■ Prompt ■
Within the records below, find each line that holds the string "месяца", then copy it.

■ Stored data ■
>> Begin
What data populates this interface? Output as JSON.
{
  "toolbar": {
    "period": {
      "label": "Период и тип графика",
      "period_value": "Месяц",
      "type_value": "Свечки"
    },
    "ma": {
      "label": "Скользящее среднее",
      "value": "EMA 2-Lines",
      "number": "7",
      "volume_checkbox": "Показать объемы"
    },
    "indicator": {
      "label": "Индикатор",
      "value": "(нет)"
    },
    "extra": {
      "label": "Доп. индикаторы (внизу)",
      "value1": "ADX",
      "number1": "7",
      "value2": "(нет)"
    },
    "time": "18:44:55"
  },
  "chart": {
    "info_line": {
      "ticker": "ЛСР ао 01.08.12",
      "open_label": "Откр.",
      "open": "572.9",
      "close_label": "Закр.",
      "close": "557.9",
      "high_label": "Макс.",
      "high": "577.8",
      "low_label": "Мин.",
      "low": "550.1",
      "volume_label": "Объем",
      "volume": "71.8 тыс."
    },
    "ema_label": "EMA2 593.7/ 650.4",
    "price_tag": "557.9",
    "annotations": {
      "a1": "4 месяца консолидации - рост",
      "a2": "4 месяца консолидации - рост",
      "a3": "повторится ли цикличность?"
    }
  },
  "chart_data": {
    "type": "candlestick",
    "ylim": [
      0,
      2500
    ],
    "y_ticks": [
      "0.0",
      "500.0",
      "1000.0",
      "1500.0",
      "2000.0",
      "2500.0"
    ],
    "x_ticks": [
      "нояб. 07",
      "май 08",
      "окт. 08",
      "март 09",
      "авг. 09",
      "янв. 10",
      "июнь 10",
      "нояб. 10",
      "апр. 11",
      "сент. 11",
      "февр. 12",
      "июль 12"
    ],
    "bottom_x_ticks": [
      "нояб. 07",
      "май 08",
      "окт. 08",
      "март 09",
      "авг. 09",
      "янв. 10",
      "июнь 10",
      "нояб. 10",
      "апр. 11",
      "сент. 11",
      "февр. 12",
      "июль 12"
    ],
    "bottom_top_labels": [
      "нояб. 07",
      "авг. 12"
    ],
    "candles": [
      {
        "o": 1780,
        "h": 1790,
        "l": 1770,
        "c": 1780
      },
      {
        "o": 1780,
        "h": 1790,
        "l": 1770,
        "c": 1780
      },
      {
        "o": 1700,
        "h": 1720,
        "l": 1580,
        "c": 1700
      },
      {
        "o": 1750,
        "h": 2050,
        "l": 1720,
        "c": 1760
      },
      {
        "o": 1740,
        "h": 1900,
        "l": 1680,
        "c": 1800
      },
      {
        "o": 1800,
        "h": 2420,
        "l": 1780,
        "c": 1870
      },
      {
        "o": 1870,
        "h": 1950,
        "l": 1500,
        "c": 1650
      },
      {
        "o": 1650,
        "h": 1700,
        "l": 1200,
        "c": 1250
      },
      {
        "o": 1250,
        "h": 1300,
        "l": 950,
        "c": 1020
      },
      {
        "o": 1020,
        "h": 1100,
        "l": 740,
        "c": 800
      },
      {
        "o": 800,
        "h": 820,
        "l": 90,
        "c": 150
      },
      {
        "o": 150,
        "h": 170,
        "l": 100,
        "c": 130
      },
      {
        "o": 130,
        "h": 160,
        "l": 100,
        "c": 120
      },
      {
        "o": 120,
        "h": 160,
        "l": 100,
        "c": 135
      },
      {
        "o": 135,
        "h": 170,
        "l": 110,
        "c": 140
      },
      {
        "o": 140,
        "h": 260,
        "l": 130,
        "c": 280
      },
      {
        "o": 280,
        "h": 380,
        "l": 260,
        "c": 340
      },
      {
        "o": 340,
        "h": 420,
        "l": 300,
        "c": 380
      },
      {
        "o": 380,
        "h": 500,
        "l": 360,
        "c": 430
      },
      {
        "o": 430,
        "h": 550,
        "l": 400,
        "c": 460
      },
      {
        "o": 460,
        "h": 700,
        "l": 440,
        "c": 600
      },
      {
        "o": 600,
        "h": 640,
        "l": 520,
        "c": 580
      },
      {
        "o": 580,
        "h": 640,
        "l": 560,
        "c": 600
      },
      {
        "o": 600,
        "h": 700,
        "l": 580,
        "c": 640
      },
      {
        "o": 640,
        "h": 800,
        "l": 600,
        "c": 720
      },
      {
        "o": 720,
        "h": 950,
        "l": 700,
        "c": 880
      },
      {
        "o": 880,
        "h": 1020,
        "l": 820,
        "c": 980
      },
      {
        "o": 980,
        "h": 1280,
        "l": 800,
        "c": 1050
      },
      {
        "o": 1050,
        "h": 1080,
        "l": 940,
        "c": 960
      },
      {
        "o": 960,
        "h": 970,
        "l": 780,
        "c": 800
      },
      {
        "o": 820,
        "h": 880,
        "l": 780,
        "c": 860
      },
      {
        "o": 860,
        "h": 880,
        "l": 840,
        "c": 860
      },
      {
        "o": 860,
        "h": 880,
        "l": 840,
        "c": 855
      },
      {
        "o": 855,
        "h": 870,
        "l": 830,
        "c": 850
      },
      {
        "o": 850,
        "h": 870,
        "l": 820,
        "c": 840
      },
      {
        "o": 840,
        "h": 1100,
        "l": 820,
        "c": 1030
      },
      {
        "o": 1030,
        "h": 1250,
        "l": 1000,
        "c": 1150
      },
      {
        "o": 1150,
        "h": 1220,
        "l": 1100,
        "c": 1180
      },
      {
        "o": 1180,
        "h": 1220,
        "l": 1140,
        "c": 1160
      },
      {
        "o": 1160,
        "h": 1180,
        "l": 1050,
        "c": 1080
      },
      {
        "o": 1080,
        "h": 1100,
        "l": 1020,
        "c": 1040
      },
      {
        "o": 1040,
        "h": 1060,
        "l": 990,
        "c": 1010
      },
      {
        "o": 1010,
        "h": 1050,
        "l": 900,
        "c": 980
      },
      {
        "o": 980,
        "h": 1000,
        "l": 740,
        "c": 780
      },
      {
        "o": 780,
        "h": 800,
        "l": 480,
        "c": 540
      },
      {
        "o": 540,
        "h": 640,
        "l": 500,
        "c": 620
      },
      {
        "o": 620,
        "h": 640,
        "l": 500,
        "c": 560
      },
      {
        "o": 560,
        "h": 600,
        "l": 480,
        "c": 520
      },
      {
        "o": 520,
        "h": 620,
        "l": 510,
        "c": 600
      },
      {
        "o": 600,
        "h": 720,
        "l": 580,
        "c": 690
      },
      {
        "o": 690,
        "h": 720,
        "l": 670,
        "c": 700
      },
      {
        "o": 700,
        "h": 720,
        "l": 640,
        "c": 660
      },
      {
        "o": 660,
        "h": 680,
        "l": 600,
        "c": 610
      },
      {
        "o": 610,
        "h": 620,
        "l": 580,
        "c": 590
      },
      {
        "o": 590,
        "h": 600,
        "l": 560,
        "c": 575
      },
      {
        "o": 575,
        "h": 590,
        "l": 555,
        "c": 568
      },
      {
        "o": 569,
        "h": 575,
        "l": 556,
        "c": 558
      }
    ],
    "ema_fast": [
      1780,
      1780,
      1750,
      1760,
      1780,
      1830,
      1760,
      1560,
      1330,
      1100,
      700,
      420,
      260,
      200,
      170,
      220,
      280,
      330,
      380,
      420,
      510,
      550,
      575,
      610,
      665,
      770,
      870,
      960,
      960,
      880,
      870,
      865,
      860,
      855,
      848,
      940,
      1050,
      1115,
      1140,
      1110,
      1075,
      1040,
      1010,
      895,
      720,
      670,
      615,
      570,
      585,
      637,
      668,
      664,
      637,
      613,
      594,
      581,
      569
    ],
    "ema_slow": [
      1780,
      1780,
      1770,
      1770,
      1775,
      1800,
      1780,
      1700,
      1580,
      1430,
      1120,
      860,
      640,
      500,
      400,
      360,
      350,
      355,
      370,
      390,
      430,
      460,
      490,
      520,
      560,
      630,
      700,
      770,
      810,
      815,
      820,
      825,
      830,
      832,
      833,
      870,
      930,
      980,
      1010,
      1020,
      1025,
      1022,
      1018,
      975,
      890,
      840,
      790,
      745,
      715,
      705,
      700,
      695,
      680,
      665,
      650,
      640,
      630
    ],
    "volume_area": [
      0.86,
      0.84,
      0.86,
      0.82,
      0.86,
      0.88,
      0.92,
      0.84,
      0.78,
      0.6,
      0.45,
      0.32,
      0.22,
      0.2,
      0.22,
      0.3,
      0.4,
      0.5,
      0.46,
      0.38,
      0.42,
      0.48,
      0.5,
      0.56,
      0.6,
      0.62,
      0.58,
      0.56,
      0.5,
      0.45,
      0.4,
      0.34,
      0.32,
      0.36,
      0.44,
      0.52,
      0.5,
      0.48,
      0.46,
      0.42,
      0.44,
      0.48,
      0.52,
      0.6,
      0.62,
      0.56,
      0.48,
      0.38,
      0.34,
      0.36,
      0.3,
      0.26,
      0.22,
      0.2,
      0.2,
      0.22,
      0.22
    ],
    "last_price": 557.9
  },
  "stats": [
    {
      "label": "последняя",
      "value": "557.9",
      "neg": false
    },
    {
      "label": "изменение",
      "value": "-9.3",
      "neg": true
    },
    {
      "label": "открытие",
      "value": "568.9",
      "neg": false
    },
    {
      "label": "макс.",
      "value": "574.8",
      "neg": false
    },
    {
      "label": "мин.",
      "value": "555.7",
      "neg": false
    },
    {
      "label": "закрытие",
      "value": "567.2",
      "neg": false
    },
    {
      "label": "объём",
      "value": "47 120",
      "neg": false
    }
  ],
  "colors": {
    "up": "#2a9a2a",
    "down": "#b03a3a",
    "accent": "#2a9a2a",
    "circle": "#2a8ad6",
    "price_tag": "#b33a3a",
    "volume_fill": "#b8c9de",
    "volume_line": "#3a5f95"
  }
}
>> End
■ Output for this exercise ■
      "a1": "4 месяца консолидации - рост",
      "a2": "4 месяца консолидации - рост",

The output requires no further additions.